▸ **Excerpt**
---+---

To what extent have drones changed modern warfare? While the answer is still being debated, what is certain is that unmanned aerial devices have altered the way wars are fought and turned Ukraine into the world’s leading military research and development laboratory. Drones are used for precision strikes, intelligence, surveillance and reconnaissance. The consequences are being felt far beyond Ukraine.
NATO is adapting its defense plans, while the European Union is promoting new drone projects through industrial partnerships between Ukrainian and European companies. Governments in Europe and now throughout the Middle East, the Gulf region and the Caucasus are seeking cooperation with Ukraine to strengthen their defenses. Yet, Iran and Russia are also developing and mass-producing drones. The question remains whether counter-drone systems will ultimately be able to neutralize the drone threat.
Do drones change everything?
Drones are widely regarded as a significant step forward in defense technologies. They have indeed fundamentally transformed warfare, but so far, they have not proven capable of forcing operational or strategic breakthroughs on the battlefield. Nevertheless, they are revolutionizing how conflict takes place and economizing offense.
This is evident from the evolution of the war in Ukraine since February 24, 2022, when Moscow began its invasion with a classical Russian offensive employing maneuver units where speed and surprise were central. After Ukraine managed to drive the heavy, manned Russian forces out of the north and parts of the southern front, by the end of 2022, the war turned into a static conflict. Minefields and trenches made maneuver warfare virtually impossible, forcing both parties into positional warfare.
In 2023, despite the introduction of increasingly advanced drones, such as first-person-view (FPV) drones, the battlelines remained frozen. For Ukraine, drones became a way to compensate for the shortage of soldiers and ammunition.
Yet by the end of 2024, a revolution had taken place when Ukraine began to conduct counter-electronic warfare (EW) operations by using un-jammable fiber-optic spool-fed drones and artificial intelligence (AI) enabled drones to independently identify and strike targets.
Russia did the same. In August 2024, Russia established the Rubicon Center for Advanced Unmanned Technologies to catch up with Ukraine technologically and doctrinally.

In February 2025, Ukraine launched the Drone Line Initiative, bringing together its five most effective drone assault units. Consequently, drone innovation cycles have accelerated, and tactics have had to be continuously adapted. The war has progressed from classical positional warfare into adaptive warfare.
Positional warfare evolved from minefields and trenches into kill zones 10 to 20 kilometers wide, where anything visible and moving can be destroyed, and military forces can only survive if they are concealed. Small-scale infiltrations by a few soldiers are possible, but they are too limited to translate tactical successes into operational or strategic gains sufficient to achieve broader war objectives.
In 2025, 85 percent of Russian targets at the front were reportedly neutralized by drones and roughly 70 to 80 percent of all Russian dead and wounded are estimated to have come from drone strikes. As a result, attention shifted toward battlefield air interdiction − disrupting the opponent’s logistics. At the same time, Russia increasingly deployed FPV drones against population centers near the battlefield. At the end of February 2025, a fiber-optic drone was used for the first time near the outskirts of Kharkiv. The primary objective was to undermine morale, but this effort failed.

---+---

[Data lines]
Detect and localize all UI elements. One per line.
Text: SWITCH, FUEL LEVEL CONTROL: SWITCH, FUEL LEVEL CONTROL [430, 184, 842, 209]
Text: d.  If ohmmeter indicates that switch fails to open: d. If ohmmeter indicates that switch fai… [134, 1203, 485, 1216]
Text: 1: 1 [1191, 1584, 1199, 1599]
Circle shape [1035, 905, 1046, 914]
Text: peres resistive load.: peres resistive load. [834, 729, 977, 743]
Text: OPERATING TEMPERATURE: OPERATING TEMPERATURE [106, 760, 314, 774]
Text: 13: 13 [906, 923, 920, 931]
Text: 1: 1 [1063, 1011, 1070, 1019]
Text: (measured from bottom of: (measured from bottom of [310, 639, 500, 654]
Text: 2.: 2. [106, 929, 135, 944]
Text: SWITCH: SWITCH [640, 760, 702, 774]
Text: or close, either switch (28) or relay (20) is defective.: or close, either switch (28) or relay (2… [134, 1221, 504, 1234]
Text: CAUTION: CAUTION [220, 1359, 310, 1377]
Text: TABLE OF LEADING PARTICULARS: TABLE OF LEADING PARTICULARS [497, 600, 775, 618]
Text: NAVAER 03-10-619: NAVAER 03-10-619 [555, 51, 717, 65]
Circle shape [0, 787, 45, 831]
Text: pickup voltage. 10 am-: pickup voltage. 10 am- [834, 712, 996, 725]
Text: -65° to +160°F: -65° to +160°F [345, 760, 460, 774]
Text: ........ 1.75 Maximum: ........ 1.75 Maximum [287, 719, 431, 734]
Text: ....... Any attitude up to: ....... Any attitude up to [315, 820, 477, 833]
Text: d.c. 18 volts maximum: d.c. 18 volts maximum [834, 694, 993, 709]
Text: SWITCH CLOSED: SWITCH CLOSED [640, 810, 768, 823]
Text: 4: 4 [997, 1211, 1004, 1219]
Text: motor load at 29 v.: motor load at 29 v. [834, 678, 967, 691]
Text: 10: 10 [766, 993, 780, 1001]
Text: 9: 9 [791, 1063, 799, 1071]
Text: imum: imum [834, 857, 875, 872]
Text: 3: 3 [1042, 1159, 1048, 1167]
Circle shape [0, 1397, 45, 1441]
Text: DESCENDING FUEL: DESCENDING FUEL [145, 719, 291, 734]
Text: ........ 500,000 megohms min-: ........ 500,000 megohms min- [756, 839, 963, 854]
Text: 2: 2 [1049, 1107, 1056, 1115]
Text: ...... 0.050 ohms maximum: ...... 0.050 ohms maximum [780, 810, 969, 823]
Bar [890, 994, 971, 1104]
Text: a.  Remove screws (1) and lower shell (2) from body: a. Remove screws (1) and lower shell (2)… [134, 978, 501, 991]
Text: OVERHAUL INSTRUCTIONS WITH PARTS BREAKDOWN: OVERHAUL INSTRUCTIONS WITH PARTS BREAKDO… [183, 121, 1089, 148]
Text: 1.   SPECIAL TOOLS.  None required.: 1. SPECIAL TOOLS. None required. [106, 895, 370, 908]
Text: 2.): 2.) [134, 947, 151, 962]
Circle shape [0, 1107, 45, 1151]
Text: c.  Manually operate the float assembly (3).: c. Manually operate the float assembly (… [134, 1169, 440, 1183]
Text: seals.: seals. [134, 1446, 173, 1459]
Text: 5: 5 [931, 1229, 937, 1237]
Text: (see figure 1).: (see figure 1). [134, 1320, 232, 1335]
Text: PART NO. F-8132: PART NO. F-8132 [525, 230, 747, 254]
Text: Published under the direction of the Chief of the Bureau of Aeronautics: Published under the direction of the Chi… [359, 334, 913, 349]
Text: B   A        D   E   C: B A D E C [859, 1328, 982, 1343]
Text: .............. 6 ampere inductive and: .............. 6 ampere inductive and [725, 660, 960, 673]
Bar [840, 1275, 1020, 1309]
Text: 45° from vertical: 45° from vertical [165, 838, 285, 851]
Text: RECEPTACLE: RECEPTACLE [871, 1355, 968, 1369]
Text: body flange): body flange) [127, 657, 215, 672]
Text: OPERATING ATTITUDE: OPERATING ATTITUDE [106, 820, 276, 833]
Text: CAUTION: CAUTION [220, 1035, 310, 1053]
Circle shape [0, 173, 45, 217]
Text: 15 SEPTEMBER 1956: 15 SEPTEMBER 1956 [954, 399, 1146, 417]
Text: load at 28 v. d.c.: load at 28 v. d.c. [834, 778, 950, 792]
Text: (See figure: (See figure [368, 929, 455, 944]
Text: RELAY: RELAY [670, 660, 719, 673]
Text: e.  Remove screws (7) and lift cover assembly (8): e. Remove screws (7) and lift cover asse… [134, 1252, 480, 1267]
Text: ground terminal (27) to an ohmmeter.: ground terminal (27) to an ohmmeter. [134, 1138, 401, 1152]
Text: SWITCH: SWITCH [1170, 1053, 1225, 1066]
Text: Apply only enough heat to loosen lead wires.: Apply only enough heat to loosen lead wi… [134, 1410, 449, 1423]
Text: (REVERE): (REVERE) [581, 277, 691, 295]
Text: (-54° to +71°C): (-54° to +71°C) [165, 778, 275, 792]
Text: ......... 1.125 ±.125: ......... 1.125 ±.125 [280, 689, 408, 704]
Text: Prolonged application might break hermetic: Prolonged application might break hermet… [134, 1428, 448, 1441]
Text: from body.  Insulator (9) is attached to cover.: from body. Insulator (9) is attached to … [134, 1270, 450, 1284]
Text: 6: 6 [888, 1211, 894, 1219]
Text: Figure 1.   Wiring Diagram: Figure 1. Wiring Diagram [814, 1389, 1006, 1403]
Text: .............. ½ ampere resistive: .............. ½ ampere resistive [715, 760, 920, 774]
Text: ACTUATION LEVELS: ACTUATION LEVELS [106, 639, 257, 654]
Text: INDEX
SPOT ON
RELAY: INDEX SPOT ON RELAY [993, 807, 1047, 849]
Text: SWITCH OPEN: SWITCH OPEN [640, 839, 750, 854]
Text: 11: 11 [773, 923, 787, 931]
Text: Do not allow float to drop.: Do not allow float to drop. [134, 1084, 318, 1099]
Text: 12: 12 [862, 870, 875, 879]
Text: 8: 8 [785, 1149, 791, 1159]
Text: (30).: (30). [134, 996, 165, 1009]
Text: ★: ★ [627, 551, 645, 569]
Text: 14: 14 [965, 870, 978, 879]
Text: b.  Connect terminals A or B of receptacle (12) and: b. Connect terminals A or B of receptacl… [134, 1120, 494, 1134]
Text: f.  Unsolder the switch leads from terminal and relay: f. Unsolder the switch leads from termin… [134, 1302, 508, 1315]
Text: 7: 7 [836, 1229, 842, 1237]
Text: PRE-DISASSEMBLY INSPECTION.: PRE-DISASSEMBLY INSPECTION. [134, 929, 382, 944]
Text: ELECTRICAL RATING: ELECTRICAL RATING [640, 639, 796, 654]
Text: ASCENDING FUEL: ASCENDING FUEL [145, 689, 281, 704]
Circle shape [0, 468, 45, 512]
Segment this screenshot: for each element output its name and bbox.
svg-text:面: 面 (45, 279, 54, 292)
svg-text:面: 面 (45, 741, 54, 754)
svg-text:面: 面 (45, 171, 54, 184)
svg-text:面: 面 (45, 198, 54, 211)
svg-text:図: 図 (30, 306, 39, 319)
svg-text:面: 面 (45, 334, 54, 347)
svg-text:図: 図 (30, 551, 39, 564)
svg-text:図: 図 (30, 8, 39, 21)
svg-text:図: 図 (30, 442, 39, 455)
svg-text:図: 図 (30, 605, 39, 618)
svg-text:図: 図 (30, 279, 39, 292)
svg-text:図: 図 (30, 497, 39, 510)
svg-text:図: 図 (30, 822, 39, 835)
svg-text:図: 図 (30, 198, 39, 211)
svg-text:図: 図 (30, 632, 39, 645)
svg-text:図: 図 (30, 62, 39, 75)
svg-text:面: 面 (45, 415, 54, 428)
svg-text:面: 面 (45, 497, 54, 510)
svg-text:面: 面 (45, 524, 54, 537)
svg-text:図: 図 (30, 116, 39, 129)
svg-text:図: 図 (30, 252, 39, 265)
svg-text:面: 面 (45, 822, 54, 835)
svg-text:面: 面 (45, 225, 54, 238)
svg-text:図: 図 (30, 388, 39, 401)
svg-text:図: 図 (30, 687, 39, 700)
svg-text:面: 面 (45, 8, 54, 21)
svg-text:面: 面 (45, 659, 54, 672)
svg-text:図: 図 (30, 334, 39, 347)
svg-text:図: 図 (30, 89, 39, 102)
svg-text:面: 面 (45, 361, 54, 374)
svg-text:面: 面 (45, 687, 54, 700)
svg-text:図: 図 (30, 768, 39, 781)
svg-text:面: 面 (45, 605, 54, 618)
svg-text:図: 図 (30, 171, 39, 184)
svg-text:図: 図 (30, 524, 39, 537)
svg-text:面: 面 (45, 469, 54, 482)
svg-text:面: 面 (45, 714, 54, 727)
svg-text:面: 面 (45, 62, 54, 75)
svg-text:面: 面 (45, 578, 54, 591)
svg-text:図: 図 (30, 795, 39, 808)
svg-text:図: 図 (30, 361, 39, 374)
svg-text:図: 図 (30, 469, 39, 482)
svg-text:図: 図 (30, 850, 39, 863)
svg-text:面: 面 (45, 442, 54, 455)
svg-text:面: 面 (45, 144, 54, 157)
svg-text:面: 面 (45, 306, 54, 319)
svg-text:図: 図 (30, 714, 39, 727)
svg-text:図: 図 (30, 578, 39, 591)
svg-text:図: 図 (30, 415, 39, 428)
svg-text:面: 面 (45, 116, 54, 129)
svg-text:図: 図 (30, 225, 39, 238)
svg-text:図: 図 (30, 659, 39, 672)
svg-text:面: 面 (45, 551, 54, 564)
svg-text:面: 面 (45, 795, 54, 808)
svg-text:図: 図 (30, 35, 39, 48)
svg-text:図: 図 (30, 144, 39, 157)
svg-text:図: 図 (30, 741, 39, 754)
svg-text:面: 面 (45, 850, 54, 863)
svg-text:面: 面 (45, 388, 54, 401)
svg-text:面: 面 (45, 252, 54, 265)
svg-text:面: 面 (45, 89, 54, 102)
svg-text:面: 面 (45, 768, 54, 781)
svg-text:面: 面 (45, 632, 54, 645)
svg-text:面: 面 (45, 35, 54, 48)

---+---

▸ **Given instruction 1**
Decide whether each statement below agrees with the excerpt on drone warfare. Answer yes or no, and quote the words of the excerpt that settle it.
(a) Russia established the Rubicon Center for Advanced Unmanned Technologies in August 2024.
(b) The arrival of first-person-view drones in 2023 broke the frozen battlelines.
(c) The fiber-optic drone used near Kharkiv succeeded in undermining morale.
▸ **Given instruction 2**
Resume the excerpt on drone warfare, starting immediately after its final sentence.

▸ **Expected output 1**
(a) Yes: "In August 2024, Russia established the Rubicon Center for Advanced Unmanned Technologies"
(b) No: "despite the introduction of increasingly advanced drones, such as first-person-view (FPV) drones, the battlelines remained frozen."
(c) No: "The primary objective was to undermine morale, but this effort failed."

▸ **Expected output 2**
Simultaneously, both Ukraine and Russia deployed long-range weapons against targets on each other’s territory. Russia used drones in combination with ballistic and cruise missiles against the Defense-Industrial Base (DIB), energy infrastructure and civilian targets. At the beginning of 2026, Russia was equipping its Shahed drones with cluster munitions and mines to inflict greater damage on civilian targets and Ukraine’s energy infrastructure, yet it has failed to break public morale. The DIB is proving resilient in the face of sustained attacks. Here too, drones changed the face of war, but have not proved decisive.
Consequences for NATO and the EU
By the end of 2024, drones dominated the battlefield, and both NATO and the EU began to recognize that they represented a true revolution in warfare. Hedgehog 2025, a major exercise in Estonia involving 16,000 troops from 12 NATO countries, was designed in part to assess whether NATO forces were prepared for these new forms of warfare. They were not.
Unlike the static front in Ukraine, the alliance exercise assumed a limited maneuver war scenario. The opposing force consisted of approximately 10 Ukrainians equipped with their advanced Delta system, which provided a comprehensive picture of the battlefield and allowed them to direct their units effectively.
When British and Estonian units began maneuvering, they were immediately destroyed by Ukrainian drone specialists, some of whom had actual combat experience. The conclusion was sobering. Alliance military units had little understanding of the modern battlefield. The troops made insufficient use of concealment and ignored the key lesson from Ukraine − that anything visible will be destroyed.
Drones, combined with border fortifications and minefields, make it possible to force Russia into a static war.
Although NATO forces were confronted harshly with this reality, the new battlefield environment also offers opportunities for defense against potential Russian aggression. New technology favors the defender. Drones, combined with border fortifications and minefields, make it possible to force Russia into a static war.
Estonia, Latvia and Lithuania are jointly developing the Baltic Defense Line, fortifications along their borders with Russia and Belarus designed to delay and disrupt potential incursions. This is crucial for buying time to bring in NATO reinforcements. While it strengthens deterrence by denial, it also reduces reliance on deterrence by punishment, including the potential use of nuclear weapons.
This is particularly significant at a time when United States President Donald Trump’s administration has cast doubt on its commitment to the collective defense clause enshrined in Article 5 of the NATO Treaty. Nevertheless, Mr. Trump has indicated he is open to withdrawing his predecessor’s pledge not to station long-range U.S. weapons – such as cruise missiles, essential for striking deeper into Russia – in Europe.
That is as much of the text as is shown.